## Job
Only the lines from the one containing "What text is on this page?" through the end of the records should be retyped, exactly and including both ends; pictures stay out.

==== Data for the task ====

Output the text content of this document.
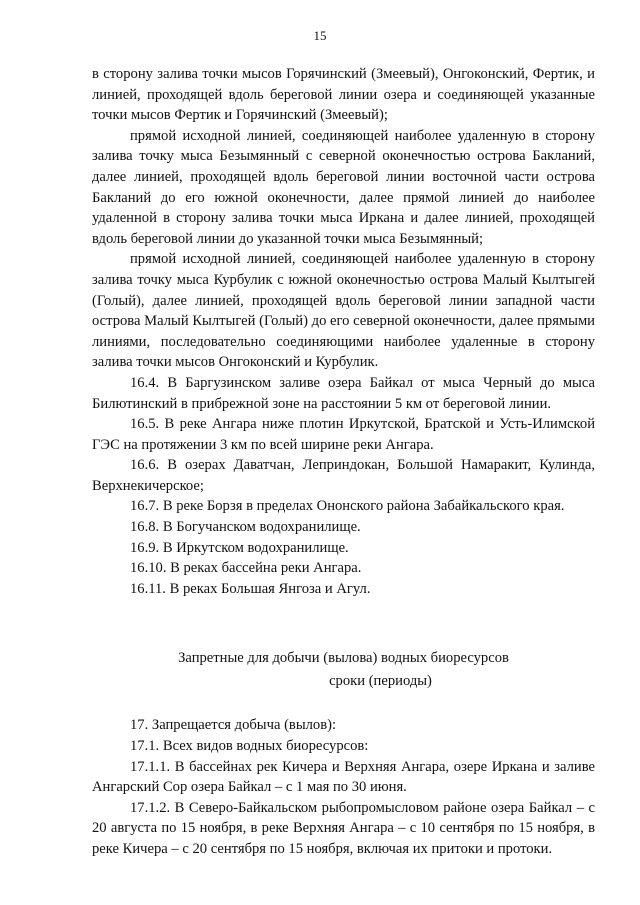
15

в сторону залива точки мысов Горячинский (Змеевый), Онгоконский, Фертик, и линией, проходящей вдоль береговой линии озера и соединяющей указанные точки мысов Фертик и Горячинский (Змеевый);

прямой исходной линией, соединяющей наиболее удаленную в сторону залива точку мыса Безымянный с северной оконечностью острова Бакланий, далее линией, проходящей вдоль береговой линии восточной части острова Бакланий до его южной оконечности, далее прямой линией до наиболее удаленной в сторону залива точки мыса Иркана и далее линией, проходящей вдоль береговой линии до указанной точки мыса Безымянный;

прямой исходной линией, соединяющей наиболее удаленную в сторону залива точку мыса Курбулик с южной оконечностью острова Малый Кылтыгей (Голый), далее линией, проходящей вдоль береговой линии западной части острова Малый Кылтыгей (Голый) до его северной оконечности, далее прямыми линиями, последовательно соединяющими наиболее удаленные в сторону залива точки мысов Онгоконский и Курбулик.

16.4. В Баргузинском заливе озера Байкал от мыса Черный до мыса Билютинский в прибрежной зоне на расстоянии 5 км от береговой линии.

16.5. В реке Ангара ниже плотин Иркутской, Братской и Усть-Илимской ГЭС на протяжении 3 км по всей ширине реки Ангара.

16.6. В озерах Даватчан, Леприндокан, Большой Намаракит, Кулинда, Верхнекичерское;

16.7. В реке Борзя в пределах Ононского района Забайкальского края.

16.8. В Богучанском водохранилище.

16.9. В Иркутском водохранилище.

16.10. В реках бассейна реки Ангара.

16.11. В реках Большая Янгоза и Агул.

Запретные для добычи (вылова) водных биоресурсов
сроки (периоды)

17. Запрещается добыча (вылов):

17.1. Всех видов водных биоресурсов:

17.1.1. В бассейнах рек Кичера и Верхняя Ангара, озере Иркана и заливе Ангарский Сор озера Байкал – с 1 мая по 30 июня.

17.1.2. В Северо-Байкальском рыбопромысловом районе озера Байкал – с 20 августа по 15 ноября, в реке Верхняя Ангара – с 10 сентября по 15 ноября, в реке Кичера – с 20 сентября по 15 ноября, включая их притоки и протоки.
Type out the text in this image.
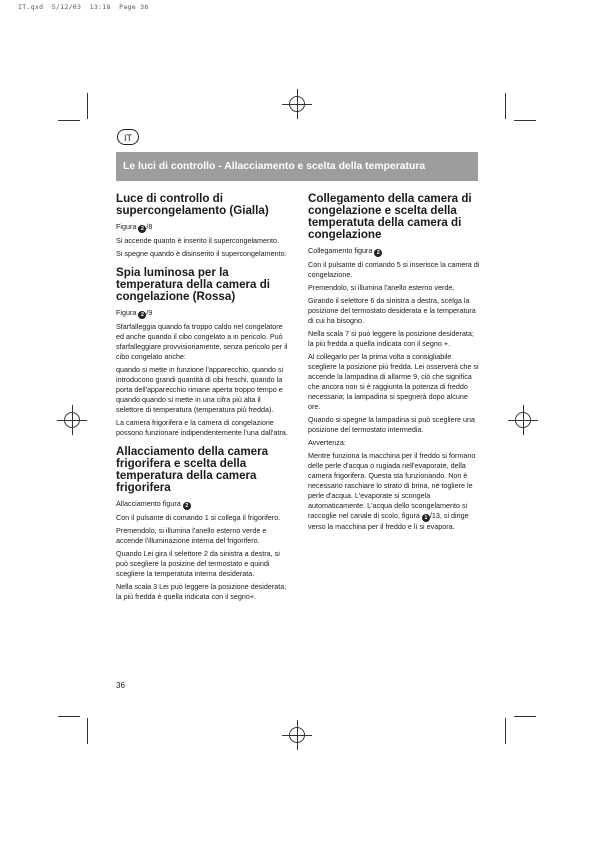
IT.qxd  5/12/03  13:18  Page 36
IT
Le luci di controllo - Allacciamento e scelta della temperatura
Luce di controllo di supercongelamento (Gialla)
Figura 2 /8
Si accende quanto è inserito il supercongelamento.
Si spegne quando è disinserito il supercongelamento.
Spia luminosa per la temperatura della camera di congelazione (Rossa)
Figura 2 /9
Sfarfalleggia quando fa troppo caldo nel congelatore ed anche quando il cibo congelato a in pericolo. Può sfarfalleggiare provvisioriamente, senza pericolo per il cibo congelato anche:
quando si mette in funzione l'apparecchio, quando si introducono grandi quantità di cibi freschi, quando la porta dell'apparecchio rimane aperta troppo tempo e quando quando si mette in una cifra più alta il selettore di temperatura (temperatura più fredda).
La camera frigorifera e la camera di congelazione possono funzionare indipendentemente l'una dall'atra.
Allacciamento della camera frigorifera e scelta della temperatura della camera frigorifera
Allacciamento figura 2
Con il pulsante di comando 1 si collega il frigorifero.
Premendolo, si illumina l'anello esterno verde e accende l'illuminazione interna del frigorifero.
Quando Lei gira il selettore 2 da sinistra a destra, si può scegliere la posizine del termostato e quindi scegliere la temperatuta interna desiderata.
Nella scala 3 Lei può leggere la posizione desiderata; la più fredda è quella indicata con il segno+.
Collegamento della camera di congelazione e scelta della temperatuta della camera di congelazione
Collegamento figura 2
Con il pulsante di comando 5 si inserisce la camera di congelazione.
Premendolo, si illumina l'anello esterno verde.
Girando il selettore 6 da sinistra a destra, scelga la posizione del termostato desiderata e la temperatura di cui ha bisogno.
Nella scala 7 si può leggere la posizione desiderata; la più fredda a quella indicata con il segno +.
Al collegarlo per la prima volta a consigliabile scegliere la posizione più fredda. Lei osserverà che si accende la lampadina di allarme 9, ciò che significa che ancora non si è raggiunta la potenza di freddo necessaria; la lampadina si spegnerà dopo alcune ore.
Quando si spegne la lampadina si può scegliere una posizione del termostato intermedia.
Avvertenza:
Mentre funziona la macchina per il freddo si formano delle perle d'acqua o rugiada nell'evaporate, della camera frigorifera. Questa sta funzionando. Non è necessario raschiare lo strato di brina, né togliere le perle d'acqua. L'evaporate si scongela automaticamente. L'acqua dello scongelamento si raccoglie nel canale di scolo, figura 1 /13, si dirige verso la macchina per il freddo e lì si evapora.
36
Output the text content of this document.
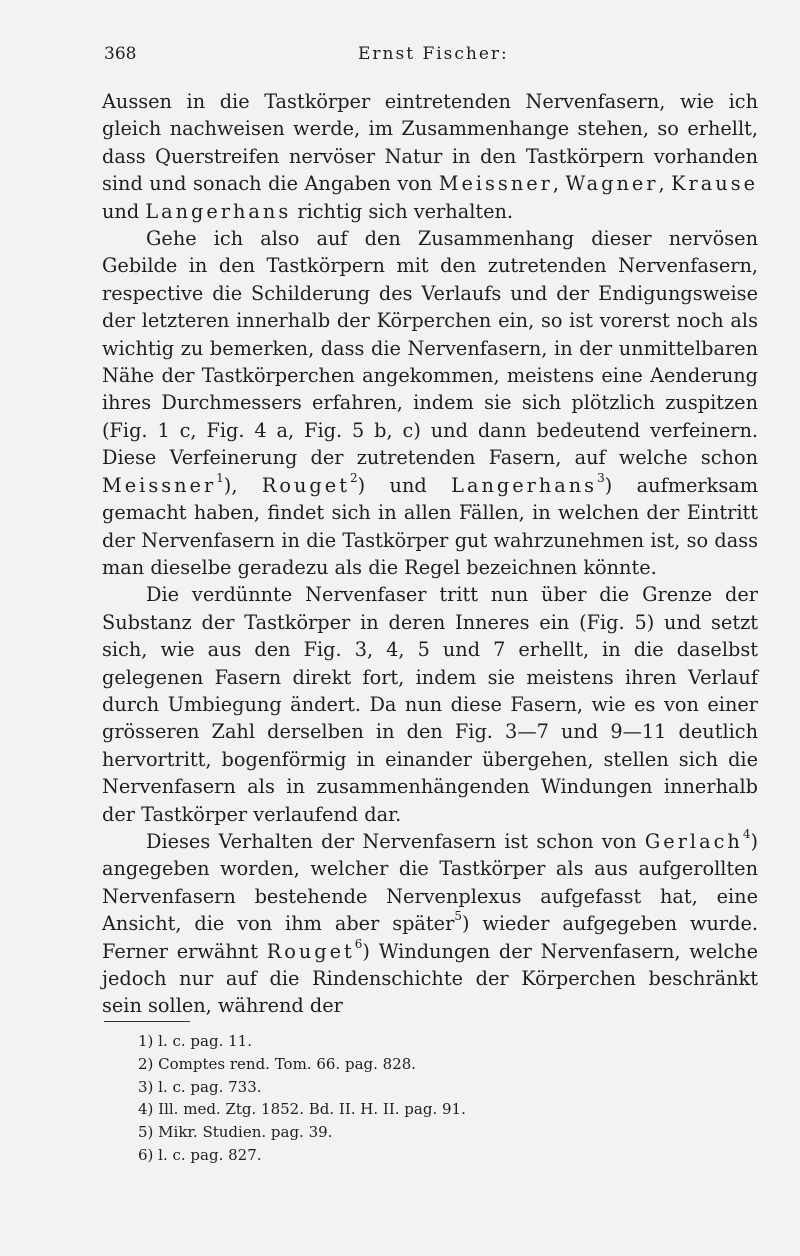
368	Ernst Fischer:

Aussen in die Tastkörper eintretenden Nervenfasern, wie ich gleich nachweisen werde, im Zusammenhange stehen, so erhellt, dass Querstreifen nervöser Natur in den Tastkörpern vorhanden sind und sonach die Angaben von Meissner, Wagner, Krause und Langerhans richtig sich verhalten.

Gehe ich also auf den Zusammenhang dieser nervösen Gebilde in den Tastkörpern mit den zutretenden Nervenfasern, respective die Schilderung des Verlaufs und der Endigungsweise der letzteren innerhalb der Körperchen ein, so ist vorerst noch als wichtig zu bemerken, dass die Nervenfasern, in der unmittelbaren Nähe der Tastkörperchen angekommen, meistens eine Aenderung ihres Durchmessers erfahren, indem sie sich plötzlich zuspitzen (Fig. 1 c, Fig. 4 a, Fig. 5 b, c) und dann bedeutend verfeinern. Diese Verfeinerung der zutretenden Fasern, auf welche schon Meissner$^1$), Rouget$^2$) und Langerhans$^3$) aufmerksam gemacht haben, findet sich in allen Fällen, in welchen der Eintritt der Nervenfasern in die Tastkörper gut wahrzunehmen ist, so dass man dieselbe geradezu als die Regel bezeichnen könnte.

Die verdünnte Nervenfaser tritt nun über die Grenze der Substanz der Tastkörper in deren Inneres ein (Fig. 5) und setzt sich, wie aus den Fig. 3, 4, 5 und 7 erhellt, in die daselbst gelegenen Fasern direkt fort, indem sie meistens ihren Verlauf durch Umbiegung ändert. Da nun diese Fasern, wie es von einer grösseren Zahl derselben in den Fig. 3—7 und 9—11 deutlich hervortritt, bogenförmig in einander übergehen, stellen sich die Nervenfasern als in zusammenhängenden Windungen innerhalb der Tastkörper verlaufend dar.

Dieses Verhalten der Nervenfasern ist schon von Gerlach$^4$) angegeben worden, welcher die Tastkörper als aus aufgerollten Nervenfasern bestehende Nervenplexus aufgefasst hat, eine Ansicht, die von ihm aber später$^5$) wieder aufgegeben wurde. Ferner erwähnt Rouget$^6$) Windungen der Nervenfasern, welche jedoch nur auf die Rindenschichte der Körperchen beschränkt sein sollen, während der

1) l. c. pag. 11.
2) Comptes rend. Tom. 66. pag. 828.
3) l. c. pag. 733.
4) Ill. med. Ztg. 1852. Bd. II. H. II. pag. 91.
5) Mikr. Studien. pag. 39.
6) l. c. pag. 827.
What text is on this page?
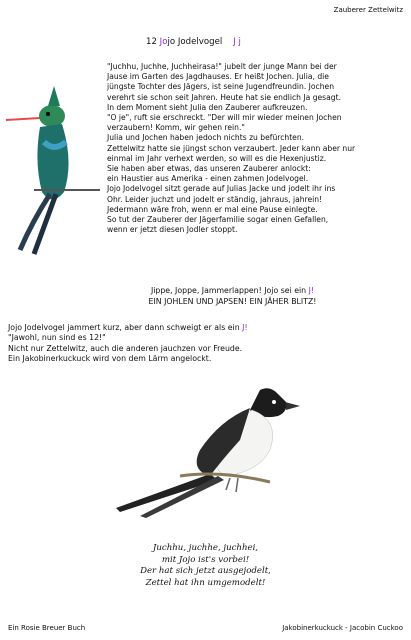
Zauberer Zettelwitz
12 Jojo Jodelvogel J j

"Juchhu, Juchhe, Juchheirasa!" jubelt der junge Mann bei der

Jause im Garten des Jagdhauses. Er heißt Jochen. Julia, die

jüngste Tochter des Jägers, ist seine Jugendfreundin. Jochen

verehrt sie schon seit Jahren. Heute hat sie endlich Ja gesagt.

In dem Moment sieht Julia den Zauberer aufkreuzen.

"O je", ruft sie erschreckt. "Der will mir wieder meinen Jochen

verzaubern! Komm, wir gehen rein."

Julia und Jochen haben jedoch nichts zu befürchten.

Zettelwitz hatte sie jüngst schon verzaubert. Jeder kann aber nur

einmal im Jahr verhext werden, so will es die Hexenjustiz.

Sie haben aber etwas, das unseren Zauberer anlockt:

ein Haustier aus Amerika - einen zahmen Jodelvogel.

Jojo Jodelvogel sitzt gerade auf Julias Jacke und jodelt ihr ins

Ohr. Leider juchzt und jodelt er ständig, jahraus, jahrein!

Jedermann wäre froh, wenn er mal eine Pause einlegte.

So tut der Zauberer der Jägerfamilie sogar einen Gefallen,

wenn er jetzt diesen Jodler stoppt.

Jippe, Joppe, Jammerlappen! Jojo sei ein J!

EIN JOHLEN UND JAPSEN! EIN JÄHER BLITZ!

Jojo Jodelvogel jammert kurz, aber dann schweigt er als ein J!

"Jawohl, nun sind es 12!"

Nicht nur Zettelwitz, auch die anderen jauchzen vor Freude.

Ein Jakobinerkuckuck wird von dem Lärm angelockt.

Juchhu, juchhe, juchhei,

mit Jojo ist's vorbei!

Der hat sich jetzt ausgejodelt,

Zettel hat ihn umgemodelt!

Ein Rosie Breuer Buch	Jakobinerkuckuck - Jacobin Cuckoo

====

## Result of the task
What text is on this page?
Zauberer Zettelwitz
12 Jojo Jodelvogel J j

"Juchhu, Juchhe, Juchheirasa!" jubelt der junge Mann bei der

Jause im Garten des Jagdhauses. Er heißt Jochen. Julia, die

jüngste Tochter des Jägers, ist seine Jugendfreundin. Jochen

verehrt sie schon seit Jahren. Heute hat sie endlich Ja gesagt.

In dem Moment sieht Julia den Zauberer aufkreuzen.

"O je", ruft sie erschreckt. "Der will mir wieder meinen Jochen

verzaubern! Komm, wir gehen rein."

Julia und Jochen haben jedoch nichts zu befürchten.

Zettelwitz hatte sie jüngst schon verzaubert. Jeder kann aber nur

einmal im Jahr verhext werden, so will es die Hexenjustiz.

Sie haben aber etwas, das unseren Zauberer anlockt:

ein Haustier aus Amerika - einen zahmen Jodelvogel.

Jojo Jodelvogel sitzt gerade auf Julias Jacke und jodelt ihr ins

Ohr. Leider juchzt und jodelt er ständig, jahraus, jahrein!

Jedermann wäre froh, wenn er mal eine Pause einlegte.

So tut der Zauberer der Jägerfamilie sogar einen Gefallen,

wenn er jetzt diesen Jodler stoppt.

Jippe, Joppe, Jammerlappen! Jojo sei ein J!

EIN JOHLEN UND JAPSEN! EIN JÄHER BLITZ!

Jojo Jodelvogel jammert kurz, aber dann schweigt er als ein J!

"Jawohl, nun sind es 12!"

Nicht nur Zettelwitz, auch die anderen jauchzen vor Freude.

Ein Jakobinerkuckuck wird von dem Lärm angelockt.

Juchhu, juchhe, juchhei,

mit Jojo ist's vorbei!

Der hat sich jetzt ausgejodelt,

Zettel hat ihn umgemodelt!

Ein Rosie Breuer Buch	Jakobinerkuckuck - Jacobin Cuckoo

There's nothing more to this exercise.